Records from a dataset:
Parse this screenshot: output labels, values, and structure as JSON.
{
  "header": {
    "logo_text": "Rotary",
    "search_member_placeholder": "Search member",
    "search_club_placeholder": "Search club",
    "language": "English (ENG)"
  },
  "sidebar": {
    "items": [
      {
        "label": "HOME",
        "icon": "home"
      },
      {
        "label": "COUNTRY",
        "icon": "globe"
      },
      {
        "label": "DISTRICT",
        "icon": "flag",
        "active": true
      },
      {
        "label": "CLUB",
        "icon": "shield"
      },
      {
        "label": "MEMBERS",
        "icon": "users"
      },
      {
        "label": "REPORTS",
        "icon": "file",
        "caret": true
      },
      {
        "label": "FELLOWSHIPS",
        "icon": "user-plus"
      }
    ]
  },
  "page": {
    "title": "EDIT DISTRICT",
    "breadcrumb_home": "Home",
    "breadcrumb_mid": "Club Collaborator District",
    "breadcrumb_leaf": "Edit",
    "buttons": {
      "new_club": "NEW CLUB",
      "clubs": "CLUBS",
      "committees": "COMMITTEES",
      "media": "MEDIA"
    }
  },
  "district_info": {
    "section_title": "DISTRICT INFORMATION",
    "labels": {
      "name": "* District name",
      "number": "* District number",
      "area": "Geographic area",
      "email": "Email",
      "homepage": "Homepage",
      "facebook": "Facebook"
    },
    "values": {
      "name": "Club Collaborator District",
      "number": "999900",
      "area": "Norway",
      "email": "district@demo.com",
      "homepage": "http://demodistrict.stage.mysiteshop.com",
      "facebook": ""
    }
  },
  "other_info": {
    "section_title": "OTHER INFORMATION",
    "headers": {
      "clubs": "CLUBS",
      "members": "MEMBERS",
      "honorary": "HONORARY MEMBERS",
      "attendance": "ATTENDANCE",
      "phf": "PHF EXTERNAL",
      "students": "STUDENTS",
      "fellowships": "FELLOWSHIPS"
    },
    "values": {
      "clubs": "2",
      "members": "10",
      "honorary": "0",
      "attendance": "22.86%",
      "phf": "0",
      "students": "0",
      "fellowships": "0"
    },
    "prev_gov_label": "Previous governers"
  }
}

◆ **What is expected**:
Identify lines with the string "Collaborator". Copy each one.

◆ **Answer for the task**:
    "breadcrumb_mid": "Club Collaborator District",
      "name": "Club Collaborator District",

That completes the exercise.